* _Selected extract_:

# Massy 240 blowing smoke and oil out of the front of the engine. What could it be?



## johnhoward28 (Jun 9, 2016)

Okay guys, treat me like I don't know anything about tractors because I don't. 

I bought a Massy 240 last week. I did not have a chance to test it out because drove 400 miles to get it and it was pouring down rain when I got there and I had to drive 400 miles to get back home, so I just trusted the guy. I'm an idiot, I will just say it and get it out of the way. 

I got the tractor home and did a fluid change on it and took it out to do some shredding on a four-acre field that I want to disc up and plant some oats on for feed for my goats. It did fine but I noticed some smoke, but it was very windy so it did not seem that bad. After I finished shredding the four acres, I checked to oil level and it was off the dipstick. It had dropped about two quarts. 

I took a rest for a couple of hours and then went out to hook it up to my disc. The wind had died down and when I was unhooking the shredder, I left the tractor running and was getting choked to death by the smoke, but when I looked at the tailpipe, no make was coming out. So I went looking and found that the smoke was coming from the front of the engine, and oil was dripping down. I took this video to show you want I am talking about. I really know nothing about this engine, so I am hoping that someone here can give me a clue about what is going on. I have never seen anything like this.


----------



## Hoodoo Valley (Nov 14, 2006)

Welcome to the forum John. On the side of the block, there's probably a pipe sticking out and down, and if it's outfitted with one, which it almost certainly is, that's the crankcase vent. Any blowby from the rings, valve guides and all, vent out that tube, to keep from pressurizing the crankcase. It looks to me that this is where that smoke and oil is coming from. To be that pronounced, you either have a severely worn out engine (rings and valve guides) etc, or a broken ring. It's very possible to have so much blowby that oil will leak out in addition to the smoke.

Did this seller have shifty eyes?


----------



## johnhoward28 (Jun 9, 2016)

That was what I was afraid of. You just can't trust anyone these days. I am so tired of having to treat everyone like they are a lying thief. Sometimes I just want to take one person at their word, but get burned every time I do. I have never cheated anyone in my life, but I am constantly cheated. It makes you lose hope in humanity.

* _Objective 1_: List every engine part that Hoodoo Valley names in the reply in the tractor forum thread.
* _Objective 2_: Continue the tractor forum thread from the end of the last message shown.
The entries that come next have no connection to the tractor forum thread.

* _Supplied material_:
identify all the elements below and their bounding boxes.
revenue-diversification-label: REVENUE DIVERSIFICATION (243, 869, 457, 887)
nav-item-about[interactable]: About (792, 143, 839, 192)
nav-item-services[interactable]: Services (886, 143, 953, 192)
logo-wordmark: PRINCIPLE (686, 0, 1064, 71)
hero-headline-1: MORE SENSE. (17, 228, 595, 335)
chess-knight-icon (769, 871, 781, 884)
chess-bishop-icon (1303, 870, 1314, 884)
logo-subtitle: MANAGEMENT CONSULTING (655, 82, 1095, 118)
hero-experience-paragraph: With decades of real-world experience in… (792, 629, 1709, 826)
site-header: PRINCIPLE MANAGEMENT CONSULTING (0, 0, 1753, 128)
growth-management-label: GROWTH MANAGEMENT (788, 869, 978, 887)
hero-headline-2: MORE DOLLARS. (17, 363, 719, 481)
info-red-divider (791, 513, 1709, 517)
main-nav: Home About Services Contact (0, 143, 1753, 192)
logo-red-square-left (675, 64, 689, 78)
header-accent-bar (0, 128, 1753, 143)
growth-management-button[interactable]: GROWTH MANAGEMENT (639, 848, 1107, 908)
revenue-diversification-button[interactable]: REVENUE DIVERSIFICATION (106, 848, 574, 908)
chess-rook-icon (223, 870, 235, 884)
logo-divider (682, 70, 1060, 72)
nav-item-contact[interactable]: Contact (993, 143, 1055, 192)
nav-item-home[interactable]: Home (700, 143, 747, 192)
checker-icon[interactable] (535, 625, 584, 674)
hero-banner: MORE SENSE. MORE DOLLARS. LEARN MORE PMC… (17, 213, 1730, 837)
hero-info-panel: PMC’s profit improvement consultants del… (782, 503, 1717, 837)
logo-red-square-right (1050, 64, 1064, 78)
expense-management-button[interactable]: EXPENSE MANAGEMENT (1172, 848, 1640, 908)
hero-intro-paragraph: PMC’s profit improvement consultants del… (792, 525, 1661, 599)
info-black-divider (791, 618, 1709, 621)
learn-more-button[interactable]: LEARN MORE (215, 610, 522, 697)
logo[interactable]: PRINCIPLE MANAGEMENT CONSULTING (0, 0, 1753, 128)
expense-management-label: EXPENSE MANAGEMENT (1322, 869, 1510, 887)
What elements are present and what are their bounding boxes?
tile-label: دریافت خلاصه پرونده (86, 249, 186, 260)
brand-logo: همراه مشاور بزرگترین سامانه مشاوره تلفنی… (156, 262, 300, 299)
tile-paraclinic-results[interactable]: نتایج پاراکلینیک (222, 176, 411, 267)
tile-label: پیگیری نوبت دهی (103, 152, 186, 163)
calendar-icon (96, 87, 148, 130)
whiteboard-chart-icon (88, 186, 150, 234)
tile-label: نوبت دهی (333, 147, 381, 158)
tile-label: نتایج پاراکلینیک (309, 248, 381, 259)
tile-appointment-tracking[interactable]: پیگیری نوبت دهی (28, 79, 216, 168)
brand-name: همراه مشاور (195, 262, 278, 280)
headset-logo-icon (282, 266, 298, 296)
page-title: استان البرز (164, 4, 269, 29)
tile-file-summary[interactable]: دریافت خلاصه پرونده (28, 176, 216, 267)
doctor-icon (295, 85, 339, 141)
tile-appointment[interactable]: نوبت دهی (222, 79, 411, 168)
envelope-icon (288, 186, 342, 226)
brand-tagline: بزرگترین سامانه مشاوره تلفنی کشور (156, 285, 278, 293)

* _Written reply 1_: block, crankcase vent (the pipe or tube on the side of the block), rings, valve guides, crankcase

* _Written reply 2_:
Oh well, guess I have to have this thing rebuilt. Where do you go for a thing like that? Or do you have to do it yourself? I am not afraid to try if I can get a good manual. I used to do all my own repairs on my cars back when they had carbs. I still do most automotive repairs today, so I know how to turn a wrench, but I don't have a barn or shop to work in, so if it is a long process, I would rather someone who knew what they were doing do it right. For the little work I am going to use this tractor for, it will last me the rest of the time the Good Lord has me on this earth.


----------



## pogobill (Jan 31, 2012)

What is that big black spot on the pan? looks like a big chunk missing out of there!


----------



## FredM (Nov 18, 2015)

John, you can't take a short video or even a few photos of the other side of the engine?.

Are the droplets running under the sump from light rain?, can't really tell from the short video.

Rather strange that the engine is using so much oil and yet you say there is no smoke coming out of the exhaust pipe, and which it should, that blowby is probably coming from the front timing case oil seal which is most likely kaput, or maybe a blown gasket on the timing cover, you can't have a look from the top at the front crankshaft pulley and see if there is any smoke from the top side and if there is any fresh oil accumulated around the front pulley and oil seal area??.


----------



## FredM (Nov 18, 2015)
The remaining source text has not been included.